• WHAT NEEDS TO BE DONE:
Examine the material below. Gather every line in which the string "государств" appears.

· · · ·

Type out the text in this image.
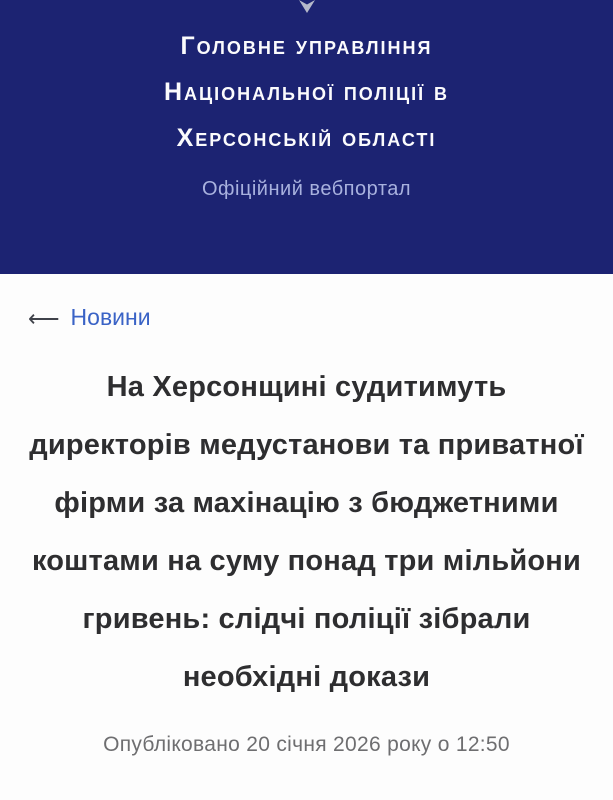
Головне управління
Національної поліції в
Херсонській області
Офіційний вебпортал
⟵ Новини
На Херсонщині судитимуть
директорів медустанови та приватної
фірми за махінацію з бюджетними
коштами на суму понад три мільйони
гривень: слідчі поліції зібрали
необхідні докази
Опубліковано 20 січня 2026 року о 12:50
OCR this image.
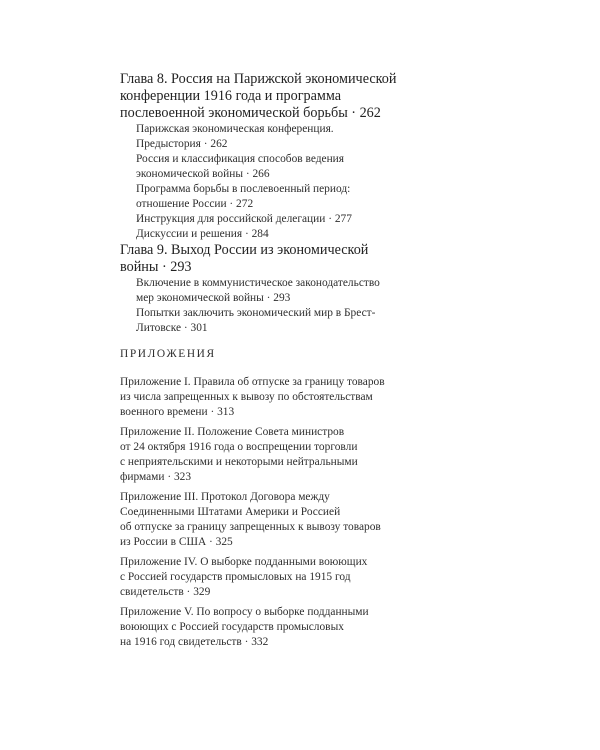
Глава 8. Россия на Парижской экономической
конференции 1916 года и программа
послевоенной экономической борьбы · 262
Парижская экономическая конференция.
Предыстория · 262
Россия и классификация способов ведения
экономической войны · 266
Программа борьбы в послевоенный период:
отношение России · 272
Инструкция для российской делегации · 277
Дискуссии и решения · 284
Глава 9. Выход России из экономической
войны · 293
Включение в коммунистическое законодательство
мер экономической войны · 293
Попытки заключить экономический мир в Брест-
Литовске · 301
ПРИЛОЖЕНИЯ
Приложение I. Правила об отпуске за границу товаров
из числа запрещенных к вывозу по обстоятельствам
военного времени · 313
Приложение II. Положение Совета министров
от 24 октября 1916 года о воспрещении торговли
с неприятельскими и некоторыми нейтральными
фирмами · 323
Приложение III. Протокол Договора между
Соединенными Штатами Америки и Россией
об отпуске за границу запрещенных к вывозу товаров
из России в США · 325
Приложение IV. О выборке подданными воюющих
с Россией государств промысловых на 1915 год
свидетельств · 329
Приложение V. По вопросу о выборке подданными
воюющих с Россией государств промысловых
на 1916 год свидетельств · 332
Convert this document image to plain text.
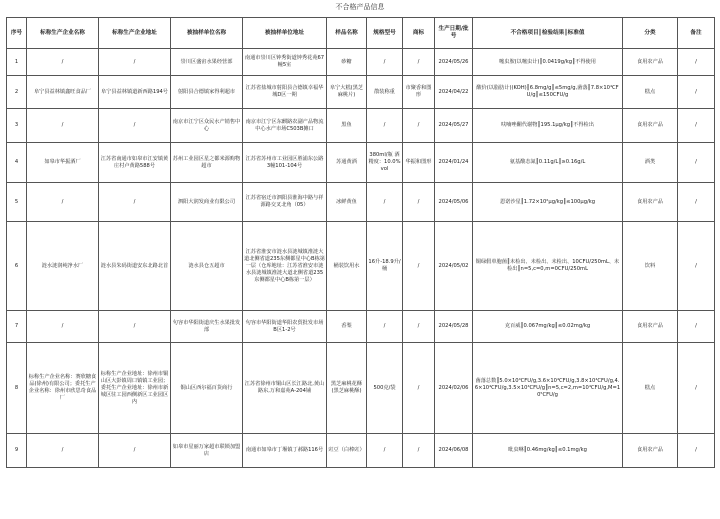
不合格产品信息
序号	标称生产企业名称	标称生产企业地址	被抽样单位名称	被抽样单位地址	样品名称	规格型号	商标	生产日期/批号	不合格项目║检验结果║标准值	分类	备注
1	/	/	崇川区盛宙水果经营部	南通市崇川区钟秀街道钟秀花苑67幢5室	砂糖	/	/	2024/05/26	噻虫胺(以噻虫计)║0.0419g/kg║不得使用	食用农产品	/
2	阜宁县益林镇鑫旺食品厂	阜宁县益林镇道新西路194号	射阳县合德镇家得利超市	江苏省盐城市射阳县合德镇幸福华城D区一期	阜宁大糕(黑芝麻桃片)	散装称重	市聚香和图形	2024/04/22	酸价(以脂肪计)(KOH)║6.8mg/g║≤5mg/g,菌落║7.8×10⁴CFU/g║≤150CFU/g	糕点	/
3	/	/	南京市江宁区众民水产销售中心	南京市江宁区东麒路农副产品物流中心水产市场C503B摊口	黑鱼	/	/	2024/05/27	呋喃唑酮代谢物║195.1μg/kg║不得检出	食用农产品	/
4	如皋市华振酒厂	江苏省南通市如皋市江安镇黄庄村卢黄路588号	苏州工业园区星之都米源购物超市	江苏省苏州市工业园区胜浦东公路3幢101-104号	苏通黄酒	380ml/瓶 酒精度：10.0%vol	华振和图形	2024/01/24	氨基酸态氮║0.11g/L║≥0.16g/L	酒类	/
5	/	/	泗阳大润发商业有限公司	江苏省宿迁市泗阳县淮海中路与祥源路交叉北角（05）	冰鲜黄鱼	/	/	2024/05/06	恩诺沙星║1.72×10²μg/kg║≤100μg/kg	食用农产品	/
6	涟水涟润纯净水厂	涟水县朱码街道安东北路北首	涟水县仓五超市	江苏省淮安市涟水县涟城镇淮涟大道北侧省道235东侧都星中心B栋第一层（仓库地址：江苏省淮安市涟水县涟城镇淮涟大道北侧省道235东侧都星中心B栋第一层）	桶装饮用水	16升-18.9升/桶	/	2024/05/02	铜绿假单胞菌║未检出、未检出、未检出、10CFU/250mL、未检出║n=5,c=0,m=0CFU/250mL	饮料	/
7	/	/	句容市华阳街道庆生水果批发部	句容市华阳街道华阳农贸批发市场B区1-2号	香梨	/	/	2024/05/28	克百威║0.067mg/kg║≤0.02mg/kg	食用农产品	/
8	标称生产企业名称：赛欣糖食品(徐州)有限公司；委托生产企业名称：徐州市欣思奇食品厂	标称生产企业地址：徐州市铜山区大彭镇周口镇镇工业园；委托生产企业地址：徐州市新城区驻工园西侧新区工业园区内	铜山区西尔福百货商行	江苏省徐州市铜山区长江路北,黄山路东,万和嘉苑A-204铺	黑芝麻桃花酥(黑芝麻桃酥)	500克/袋	/	2024/02/06	菌落总数║5.0×10⁴CFU/g,3.6×10⁴CFU/g,3.8×10⁴CFU/g,4.6×10⁴CFU/g,3.5×10⁴CFU/g║n=5,c=2,m=10⁴CFU/g,M=10⁵CFU/g	糕点	/
9	/	/	如皋市星丽万家超市联锁加盟店	南通市如皋市丁堰镇丁郝路116号	豇豆（白棒豇）	/	/	2024/06/08	吡虫啉║0.46mg/kg║≤0.1mg/kg	食用农产品	/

· · · ·

• COMPLETED EXERCISE:
с Россией государств промысловых на 1915 год
воюющих с Россией государств промысловых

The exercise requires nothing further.